Count every line that has the word "Luminance" in it; give no more than the number.

######

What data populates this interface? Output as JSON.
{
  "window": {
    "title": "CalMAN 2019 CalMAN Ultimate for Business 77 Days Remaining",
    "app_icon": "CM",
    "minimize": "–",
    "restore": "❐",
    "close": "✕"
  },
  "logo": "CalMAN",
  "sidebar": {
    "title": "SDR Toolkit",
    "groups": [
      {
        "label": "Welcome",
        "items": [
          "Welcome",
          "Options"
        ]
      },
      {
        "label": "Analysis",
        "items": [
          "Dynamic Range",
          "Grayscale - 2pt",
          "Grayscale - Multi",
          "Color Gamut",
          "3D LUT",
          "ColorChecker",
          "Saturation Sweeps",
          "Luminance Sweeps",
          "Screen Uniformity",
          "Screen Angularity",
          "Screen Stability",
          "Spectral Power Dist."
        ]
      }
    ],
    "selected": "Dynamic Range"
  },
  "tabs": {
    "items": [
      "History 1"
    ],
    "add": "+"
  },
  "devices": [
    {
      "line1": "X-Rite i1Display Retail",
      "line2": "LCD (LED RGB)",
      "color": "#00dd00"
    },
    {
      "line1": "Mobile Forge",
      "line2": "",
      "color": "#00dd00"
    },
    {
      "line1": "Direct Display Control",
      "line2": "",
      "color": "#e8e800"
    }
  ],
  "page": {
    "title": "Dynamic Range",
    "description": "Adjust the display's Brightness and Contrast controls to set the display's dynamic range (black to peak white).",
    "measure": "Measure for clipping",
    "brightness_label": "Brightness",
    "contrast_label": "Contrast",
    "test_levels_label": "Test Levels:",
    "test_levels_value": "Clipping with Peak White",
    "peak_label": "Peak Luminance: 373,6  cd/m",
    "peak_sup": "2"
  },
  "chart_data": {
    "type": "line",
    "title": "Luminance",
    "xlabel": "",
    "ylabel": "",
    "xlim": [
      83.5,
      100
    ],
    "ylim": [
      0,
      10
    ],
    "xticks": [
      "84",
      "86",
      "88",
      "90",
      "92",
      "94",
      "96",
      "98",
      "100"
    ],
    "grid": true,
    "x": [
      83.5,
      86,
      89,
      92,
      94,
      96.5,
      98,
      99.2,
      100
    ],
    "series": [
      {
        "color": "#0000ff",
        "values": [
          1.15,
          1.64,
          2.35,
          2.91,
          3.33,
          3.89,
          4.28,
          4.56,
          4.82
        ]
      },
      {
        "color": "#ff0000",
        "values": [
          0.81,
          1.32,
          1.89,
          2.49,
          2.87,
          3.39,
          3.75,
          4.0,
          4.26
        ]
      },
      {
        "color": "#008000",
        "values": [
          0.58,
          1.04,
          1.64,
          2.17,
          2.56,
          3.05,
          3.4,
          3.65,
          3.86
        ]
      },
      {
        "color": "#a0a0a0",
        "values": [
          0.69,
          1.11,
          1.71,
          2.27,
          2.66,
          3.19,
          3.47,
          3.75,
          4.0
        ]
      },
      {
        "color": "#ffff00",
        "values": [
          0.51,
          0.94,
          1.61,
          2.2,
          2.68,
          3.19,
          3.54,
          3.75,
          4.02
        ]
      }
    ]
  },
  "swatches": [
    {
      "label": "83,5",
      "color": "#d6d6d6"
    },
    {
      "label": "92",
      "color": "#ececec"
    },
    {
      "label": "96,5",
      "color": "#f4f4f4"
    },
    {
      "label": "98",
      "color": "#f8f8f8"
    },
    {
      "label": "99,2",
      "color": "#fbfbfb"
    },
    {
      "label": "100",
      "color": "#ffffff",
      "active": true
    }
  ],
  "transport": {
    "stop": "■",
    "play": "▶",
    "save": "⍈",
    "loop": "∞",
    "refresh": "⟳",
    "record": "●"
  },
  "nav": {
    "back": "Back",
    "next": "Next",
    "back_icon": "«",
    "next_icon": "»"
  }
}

######

### RIGHT ANSWER
3